+++ Dataset rows

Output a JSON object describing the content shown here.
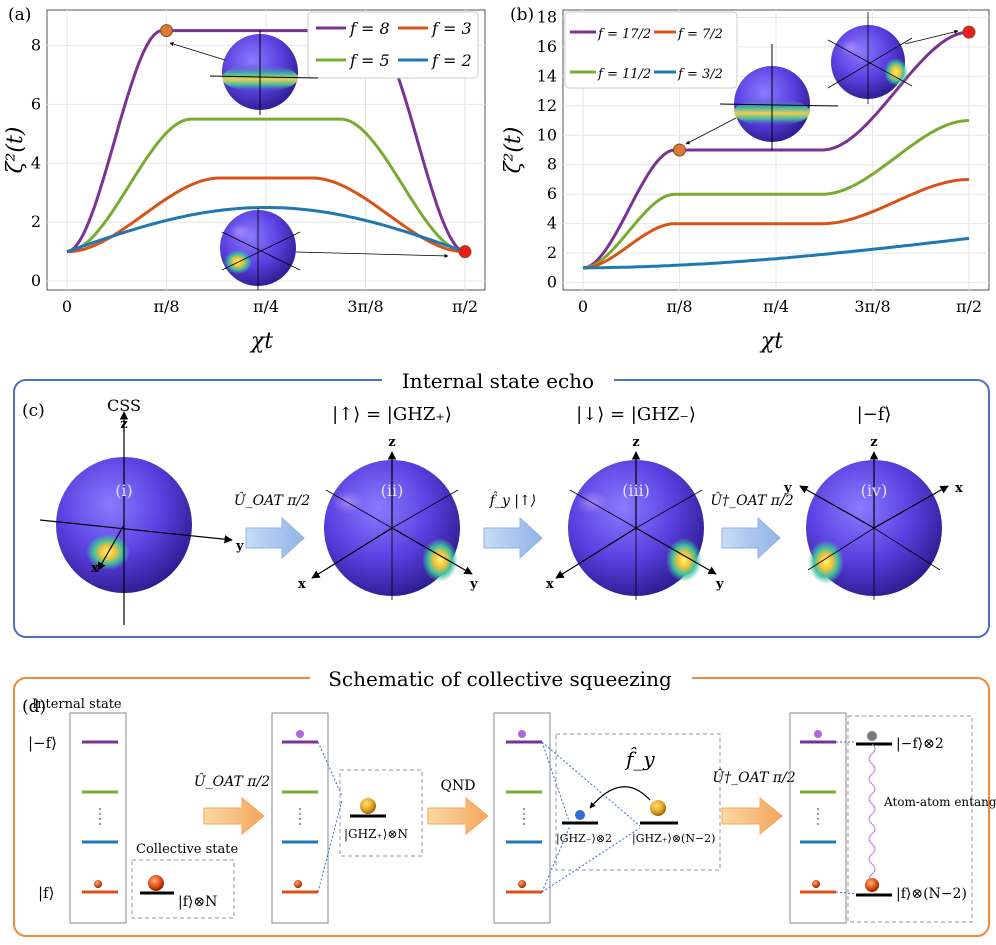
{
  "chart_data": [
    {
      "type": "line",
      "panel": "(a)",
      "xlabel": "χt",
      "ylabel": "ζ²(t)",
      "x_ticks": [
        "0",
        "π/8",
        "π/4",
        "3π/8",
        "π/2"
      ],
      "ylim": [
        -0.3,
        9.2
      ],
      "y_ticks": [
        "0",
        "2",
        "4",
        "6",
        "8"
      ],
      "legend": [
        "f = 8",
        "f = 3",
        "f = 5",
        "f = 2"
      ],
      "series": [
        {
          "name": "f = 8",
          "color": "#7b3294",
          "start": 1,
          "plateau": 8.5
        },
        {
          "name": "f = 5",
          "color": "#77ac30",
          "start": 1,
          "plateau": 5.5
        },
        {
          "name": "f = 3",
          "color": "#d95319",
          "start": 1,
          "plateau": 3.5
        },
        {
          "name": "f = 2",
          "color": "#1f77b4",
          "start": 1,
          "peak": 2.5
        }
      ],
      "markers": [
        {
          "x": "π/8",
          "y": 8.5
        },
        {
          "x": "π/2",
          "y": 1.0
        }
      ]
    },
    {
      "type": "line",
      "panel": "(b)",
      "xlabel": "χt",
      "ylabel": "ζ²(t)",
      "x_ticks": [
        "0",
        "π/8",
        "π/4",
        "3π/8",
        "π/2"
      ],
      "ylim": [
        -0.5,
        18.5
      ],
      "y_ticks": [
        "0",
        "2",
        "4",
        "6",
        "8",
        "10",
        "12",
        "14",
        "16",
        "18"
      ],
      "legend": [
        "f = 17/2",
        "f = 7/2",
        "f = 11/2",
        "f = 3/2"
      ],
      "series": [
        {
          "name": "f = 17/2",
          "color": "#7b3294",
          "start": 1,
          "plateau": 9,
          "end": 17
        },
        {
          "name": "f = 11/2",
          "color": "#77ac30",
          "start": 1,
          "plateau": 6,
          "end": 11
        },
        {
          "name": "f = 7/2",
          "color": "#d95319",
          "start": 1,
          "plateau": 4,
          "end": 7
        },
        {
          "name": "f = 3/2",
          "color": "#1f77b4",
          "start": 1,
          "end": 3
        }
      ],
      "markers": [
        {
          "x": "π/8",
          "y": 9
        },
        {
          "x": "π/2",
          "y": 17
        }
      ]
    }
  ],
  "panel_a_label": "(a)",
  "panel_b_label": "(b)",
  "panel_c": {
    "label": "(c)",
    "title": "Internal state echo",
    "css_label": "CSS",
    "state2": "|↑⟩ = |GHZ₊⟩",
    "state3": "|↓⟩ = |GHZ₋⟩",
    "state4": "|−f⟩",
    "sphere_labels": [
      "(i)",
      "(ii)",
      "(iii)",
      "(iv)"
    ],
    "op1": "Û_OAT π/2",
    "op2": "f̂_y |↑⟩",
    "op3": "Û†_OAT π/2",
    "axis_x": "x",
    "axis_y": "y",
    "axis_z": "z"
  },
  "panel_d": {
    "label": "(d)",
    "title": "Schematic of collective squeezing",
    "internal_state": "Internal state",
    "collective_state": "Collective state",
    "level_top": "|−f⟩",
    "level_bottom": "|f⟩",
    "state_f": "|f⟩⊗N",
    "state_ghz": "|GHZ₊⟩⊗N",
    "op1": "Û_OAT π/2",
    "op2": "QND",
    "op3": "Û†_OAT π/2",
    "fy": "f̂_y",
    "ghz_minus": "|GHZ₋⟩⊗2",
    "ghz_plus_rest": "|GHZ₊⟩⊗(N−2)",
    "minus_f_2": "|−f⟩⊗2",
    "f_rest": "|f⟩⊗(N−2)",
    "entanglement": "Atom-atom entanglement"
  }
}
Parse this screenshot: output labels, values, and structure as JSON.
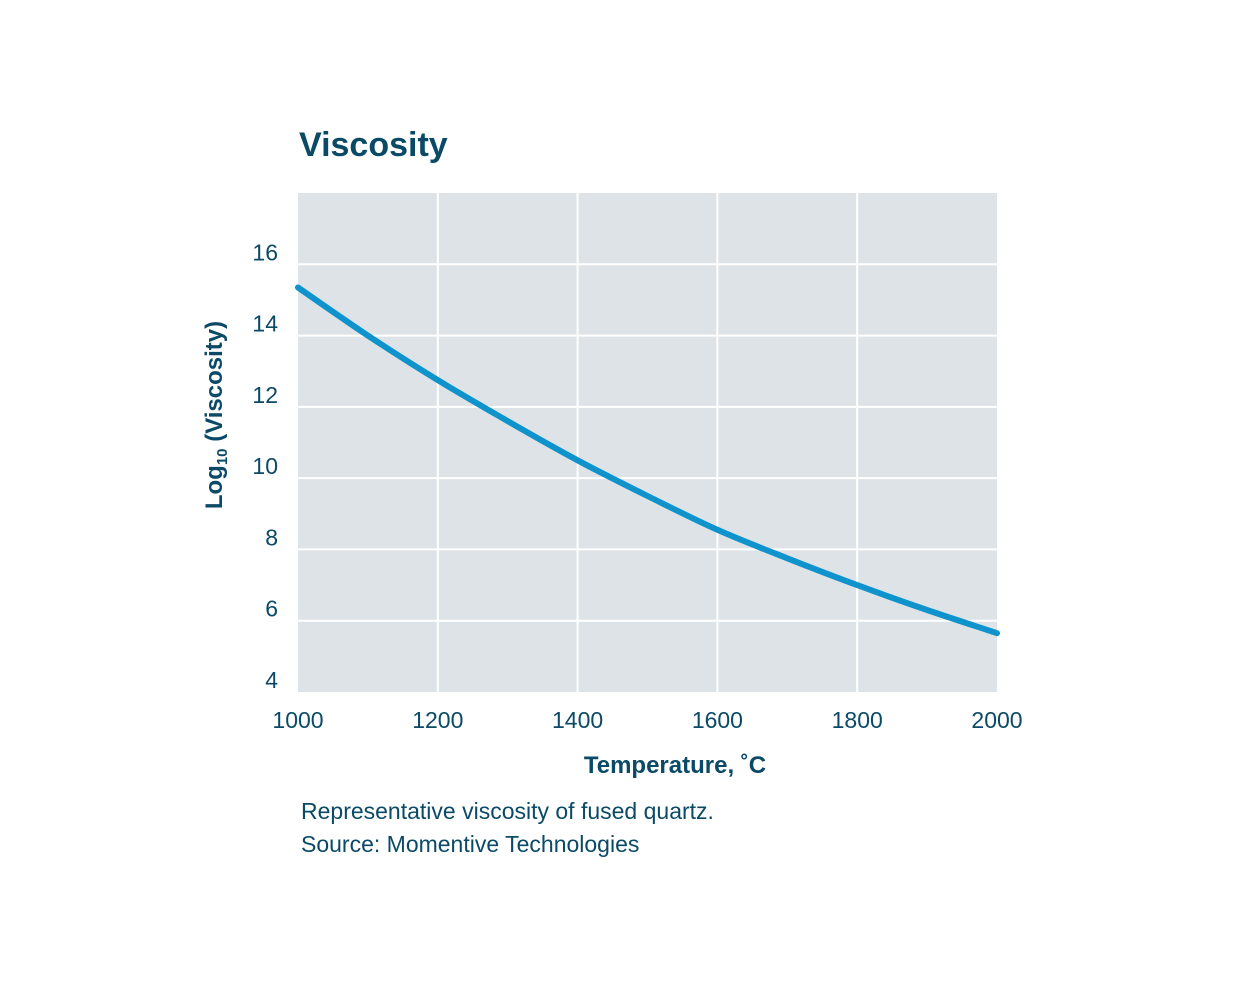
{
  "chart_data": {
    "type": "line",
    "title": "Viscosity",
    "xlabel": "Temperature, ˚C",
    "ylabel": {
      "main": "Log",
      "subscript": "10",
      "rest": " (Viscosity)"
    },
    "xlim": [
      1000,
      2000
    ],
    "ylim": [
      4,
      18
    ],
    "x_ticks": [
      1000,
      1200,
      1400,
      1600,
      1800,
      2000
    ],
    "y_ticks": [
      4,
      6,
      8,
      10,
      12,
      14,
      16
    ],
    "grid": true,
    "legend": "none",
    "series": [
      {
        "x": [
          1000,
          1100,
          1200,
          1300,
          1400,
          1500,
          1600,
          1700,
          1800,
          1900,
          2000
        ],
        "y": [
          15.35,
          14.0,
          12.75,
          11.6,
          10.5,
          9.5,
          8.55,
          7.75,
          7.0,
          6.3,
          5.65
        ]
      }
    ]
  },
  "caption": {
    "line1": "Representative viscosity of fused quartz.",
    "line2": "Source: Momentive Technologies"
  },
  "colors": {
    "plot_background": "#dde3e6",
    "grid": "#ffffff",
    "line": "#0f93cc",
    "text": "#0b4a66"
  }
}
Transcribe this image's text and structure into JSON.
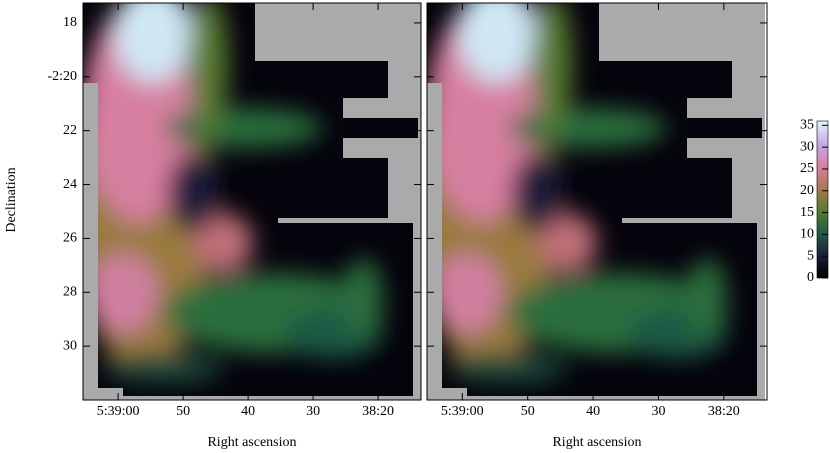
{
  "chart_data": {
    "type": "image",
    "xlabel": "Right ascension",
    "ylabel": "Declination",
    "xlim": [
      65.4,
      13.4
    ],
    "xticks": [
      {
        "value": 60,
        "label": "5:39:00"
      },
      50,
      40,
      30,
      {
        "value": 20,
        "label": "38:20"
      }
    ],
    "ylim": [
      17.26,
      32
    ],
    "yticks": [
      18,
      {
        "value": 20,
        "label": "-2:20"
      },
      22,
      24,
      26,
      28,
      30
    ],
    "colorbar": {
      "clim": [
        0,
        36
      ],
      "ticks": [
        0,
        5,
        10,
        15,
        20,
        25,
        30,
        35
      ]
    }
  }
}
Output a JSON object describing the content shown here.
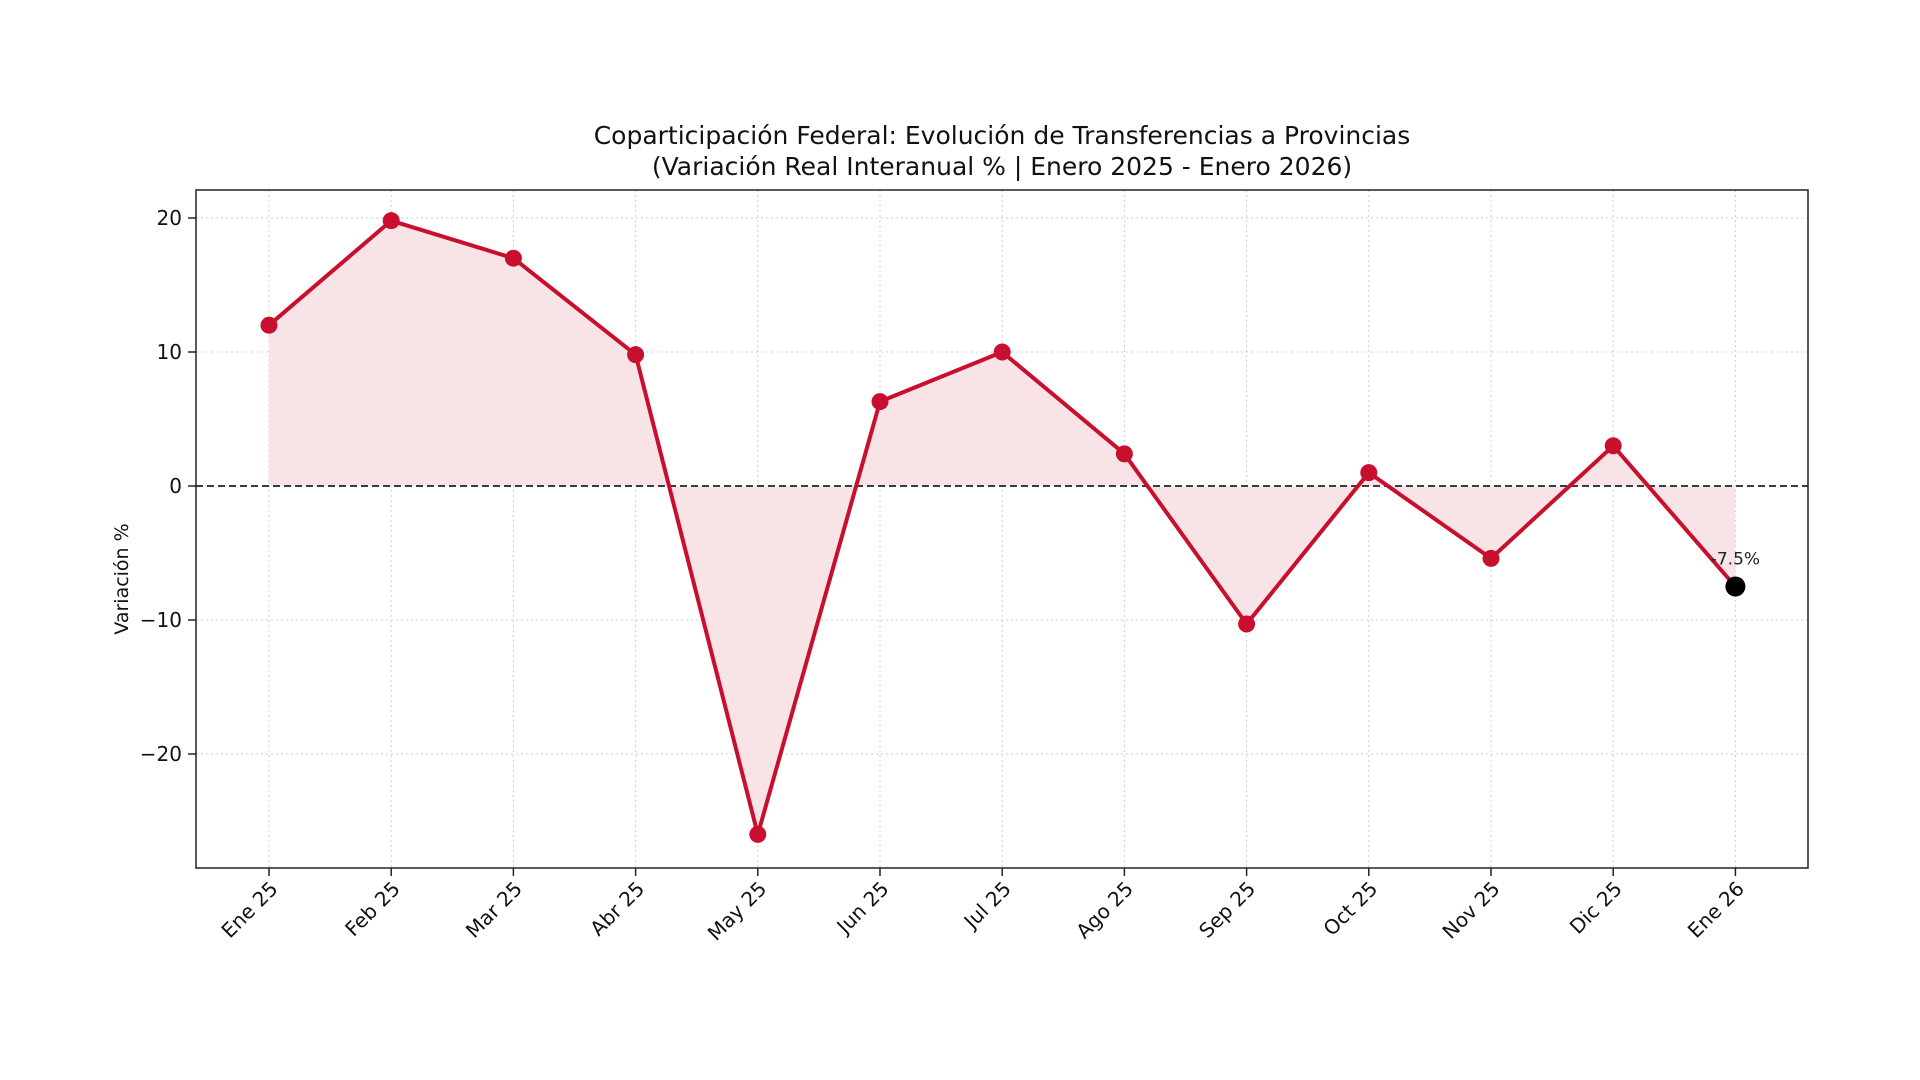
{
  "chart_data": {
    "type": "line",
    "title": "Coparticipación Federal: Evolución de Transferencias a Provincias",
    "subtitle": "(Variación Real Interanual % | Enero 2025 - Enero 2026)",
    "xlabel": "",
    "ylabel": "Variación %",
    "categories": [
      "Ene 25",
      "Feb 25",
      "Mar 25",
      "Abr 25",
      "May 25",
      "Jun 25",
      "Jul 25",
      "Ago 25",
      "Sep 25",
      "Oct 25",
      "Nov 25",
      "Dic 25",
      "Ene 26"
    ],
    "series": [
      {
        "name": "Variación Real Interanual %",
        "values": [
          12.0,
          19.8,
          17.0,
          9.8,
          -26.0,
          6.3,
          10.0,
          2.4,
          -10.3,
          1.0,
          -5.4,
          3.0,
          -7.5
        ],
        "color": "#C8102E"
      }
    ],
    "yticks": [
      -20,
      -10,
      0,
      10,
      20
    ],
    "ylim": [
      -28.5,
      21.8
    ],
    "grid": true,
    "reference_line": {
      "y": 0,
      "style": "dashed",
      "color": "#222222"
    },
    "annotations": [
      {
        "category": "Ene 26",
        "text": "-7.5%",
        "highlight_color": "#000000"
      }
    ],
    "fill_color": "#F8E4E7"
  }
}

++++++

#### [Stated exercise]
Copy the records exactly. Skip the pictures.

#### [Output]
Output a JSON object describing the content shown here.
{
  "chart_data": [
    {
      "type": "line",
      "panel": "(a)",
      "xlabel": "χt",
      "ylabel": "ζ²(t)",
      "x_ticks": [
        "0",
        "π/8",
        "π/4",
        "3π/8",
        "π/2"
      ],
      "ylim": [
        -0.3,
        9.2
      ],
      "y_ticks": [
        "0",
        "2",
        "4",
        "6",
        "8"
      ],
      "legend": [
        "f = 8",
        "f = 3",
        "f = 5",
        "f = 2"
      ],
      "series": [
        {
          "name": "f = 8",
          "color": "#7b3294",
          "start": 1,
          "plateau": 8.5
        },
        {
          "name": "f = 5",
          "color": "#77ac30",
          "start": 1,
          "plateau": 5.5
        },
        {
          "name": "f = 3",
          "color": "#d95319",
          "start": 1,
          "plateau": 3.5
        },
        {
          "name": "f = 2",
          "color": "#1f77b4",
          "start": 1,
          "peak": 2.5
        }
      ],
      "markers": [
        {
          "x": "π/8",
          "y": 8.5
        },
        {
          "x": "π/2",
          "y": 1.0
        }
      ]
    },
    {
      "type": "line",
      "panel": "(b)",
      "xlabel": "χt",
      "ylabel": "ζ²(t)",
      "x_ticks": [
        "0",
        "π/8",
        "π/4",
        "3π/8",
        "π/2"
      ],
      "ylim": [
        -0.5,
        18.5
      ],
      "y_ticks": [
        "0",
        "2",
        "4",
        "6",
        "8",
        "10",
        "12",
        "14",
        "16",
        "18"
      ],
      "legend": [
        "f = 17/2",
        "f = 7/2",
        "f = 11/2",
        "f = 3/2"
      ],
      "series": [
        {
          "name": "f = 17/2",
          "color": "#7b3294",
          "start": 1,
          "plateau": 9,
          "end": 17
        },
        {
          "name": "f = 11/2",
          "color": "#77ac30",
          "start": 1,
          "plateau": 6,
          "end": 11
        },
        {
          "name": "f = 7/2",
          "color": "#d95319",
          "start": 1,
          "plateau": 4,
          "end": 7
        },
        {
          "name": "f = 3/2",
          "color": "#1f77b4",
          "start": 1,
          "end": 3
        }
      ],
      "markers": [
        {
          "x": "π/8",
          "y": 9
        },
        {
          "x": "π/2",
          "y": 17
        }
      ]
    }
  ],
  "panel_a_label": "(a)",
  "panel_b_label": "(b)",
  "panel_c": {
    "label": "(c)",
    "title": "Internal state echo",
    "css_label": "CSS",
    "state2": "|↑⟩ = |GHZ₊⟩",
    "state3": "|↓⟩ = |GHZ₋⟩",
    "state4": "|−f⟩",
    "sphere_labels": [
      "(i)",
      "(ii)",
      "(iii)",
      "(iv)"
    ],
    "op1": "Û_OAT π/2",
    "op2": "f̂_y |↑⟩",
    "op3": "Û†_OAT π/2",
    "axis_x": "x",
    "axis_y": "y",
    "axis_z": "z"
  },
  "panel_d": {
    "label": "(d)",
    "title": "Schematic of collective squeezing",
    "internal_state": "Internal state",
    "collective_state": "Collective state",
    "level_top": "|−f⟩",
    "level_bottom": "|f⟩",
    "state_f": "|f⟩⊗N",
    "state_ghz": "|GHZ₊⟩⊗N",
    "op1": "Û_OAT π/2",
    "op2": "QND",
    "op3": "Û†_OAT π/2",
    "fy": "f̂_y",
    "ghz_minus": "|GHZ₋⟩⊗2",
    "ghz_plus_rest": "|GHZ₊⟩⊗(N−2)",
    "minus_f_2": "|−f⟩⊗2",
    "f_rest": "|f⟩⊗(N−2)",
    "entanglement": "Atom-atom entanglement"
  }
}
Parse this screenshot: output labels, values, and structure as JSON.
{
  "chart_data": {
    "type": "line",
    "title": "Viscosity",
    "xlabel": "Temperature, ˚C",
    "ylabel": {
      "main": "Log",
      "subscript": "10",
      "rest": " (Viscosity)"
    },
    "xlim": [
      1000,
      2000
    ],
    "ylim": [
      4,
      18
    ],
    "x_ticks": [
      1000,
      1200,
      1400,
      1600,
      1800,
      2000
    ],
    "y_ticks": [
      4,
      6,
      8,
      10,
      12,
      14,
      16
    ],
    "grid": true,
    "legend": "none",
    "series": [
      {
        "x": [
          1000,
          1100,
          1200,
          1300,
          1400,
          1500,
          1600,
          1700,
          1800,
          1900,
          2000
        ],
        "y": [
          15.35,
          14.0,
          12.75,
          11.6,
          10.5,
          9.5,
          8.55,
          7.75,
          7.0,
          6.3,
          5.65
        ]
      }
    ]
  },
  "caption": {
    "line1": "Representative viscosity of fused quartz.",
    "line2": "Source: Momentive Technologies"
  },
  "colors": {
    "plot_background": "#dde3e6",
    "grid": "#ffffff",
    "line": "#0f93cc",
    "text": "#0b4a66"
  }
}
Transcribe this image's text and structure into JSON.
{
  "chart_data": {
    "type": "image",
    "xlabel": "Right ascension",
    "ylabel": "Declination",
    "xlim": [
      65.4,
      13.4
    ],
    "xticks": [
      {
        "value": 60,
        "label": "5:39:00"
      },
      50,
      40,
      30,
      {
        "value": 20,
        "label": "38:20"
      }
    ],
    "ylim": [
      17.26,
      32
    ],
    "yticks": [
      18,
      {
        "value": 20,
        "label": "-2:20"
      },
      22,
      24,
      26,
      28,
      30
    ],
    "colorbar": {
      "clim": [
        0,
        36
      ],
      "ticks": [
        0,
        5,
        10,
        15,
        20,
        25,
        30,
        35
      ]
    }
  }
}
Output a JSON object describing the content shown here.
{
  "chart_data": {
    "type": "line",
    "title": "Coparticipación Federal: Evolución de Transferencias a Provincias",
    "subtitle": "(Variación Real Interanual % | Enero 2025 - Enero 2026)",
    "xlabel": "",
    "ylabel": "Variación %",
    "categories": [
      "Ene 25",
      "Feb 25",
      "Mar 25",
      "Abr 25",
      "May 25",
      "Jun 25",
      "Jul 25",
      "Ago 25",
      "Sep 25",
      "Oct 25",
      "Nov 25",
      "Dic 25",
      "Ene 26"
    ],
    "series": [
      {
        "name": "Variación Real Interanual %",
        "values": [
          12.0,
          19.8,
          17.0,
          9.8,
          -26.0,
          6.3,
          10.0,
          2.4,
          -10.3,
          1.0,
          -5.4,
          3.0,
          -7.5
        ],
        "color": "#C8102E"
      }
    ],
    "yticks": [
      -20,
      -10,
      0,
      10,
      20
    ],
    "ylim": [
      -28.5,
      21.8
    ],
    "grid": true,
    "reference_line": {
      "y": 0,
      "style": "dashed",
      "color": "#222222"
    },
    "annotations": [
      {
        "category": "Ene 26",
        "text": "-7.5%",
        "highlight_color": "#000000"
      }
    ],
    "fill_color": "#F8E4E7"
  }
}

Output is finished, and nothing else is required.